### [Reading text]
● ● ●

Day 5 : Tombos – Wadi Sebu – 3rd Chataract – Soleb (160 km 4 hrs.):After breakfast we visit the site in Tombos where we visit the remains of ancient  granite quarries and we can see a statue of the King Taharqa, simply left there in the desert 3000 years ago. On the Nile banks we can see some Egyptian stelae and inscriptions. This was the southern border of the ancient Egyptian kingdom for centuries. Then we move to wadi Sebu, right on the river bank of the Nile it is possible to visit one of the richest sites of rock engraving of all Sudan with hundreds of images from prehistoric to Egyptian times. We then reach the granite boulders of the Third Cataract which used to be the third huge obstacle that the ancients Egyptians had to face when trying to sail on the Nile River. After a picnic we reach the Nile and we cross it with the ponton, the local ferry boat.  These ferries are a hive of colourful activities. We find ourselves sharing space with people, donkeys, camels and goats. Late in the afternoon we reach Soleb– we visit the Temple of Soleb, the most beautiful Egyptian temple of all Sudan,  testimony of the New Kingdom in Nubia, with many walls rich in hieroglyphic inscriptions, bas-relief figures and many columns. The first settlement was an Egyptian colonization dated back 1500 B.C. Dinner and overnight in a private Nubian house. (B.L.D.)

● ● ●

Box annotation data

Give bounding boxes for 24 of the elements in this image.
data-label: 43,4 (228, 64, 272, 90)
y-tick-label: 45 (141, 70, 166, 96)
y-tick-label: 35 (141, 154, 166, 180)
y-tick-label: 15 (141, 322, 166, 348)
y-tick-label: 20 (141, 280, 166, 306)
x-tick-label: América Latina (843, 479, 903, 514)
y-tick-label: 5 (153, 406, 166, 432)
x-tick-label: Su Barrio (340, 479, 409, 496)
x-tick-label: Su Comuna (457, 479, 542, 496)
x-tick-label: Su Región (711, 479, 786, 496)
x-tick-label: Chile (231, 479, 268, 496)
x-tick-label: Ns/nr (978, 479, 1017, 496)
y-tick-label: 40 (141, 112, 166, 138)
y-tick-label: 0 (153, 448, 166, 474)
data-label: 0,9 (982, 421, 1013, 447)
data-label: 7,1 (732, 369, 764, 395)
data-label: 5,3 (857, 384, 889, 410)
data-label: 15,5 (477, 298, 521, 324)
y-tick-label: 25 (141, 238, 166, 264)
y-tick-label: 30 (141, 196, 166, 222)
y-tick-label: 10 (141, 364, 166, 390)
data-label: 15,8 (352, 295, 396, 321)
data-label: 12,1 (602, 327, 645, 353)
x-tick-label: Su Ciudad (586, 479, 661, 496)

● ● ●

### [Exercise]
According to the Day 5 itinerary, where is the dinner and overnight stay?

### [Response to this task]
In a private Nubian house.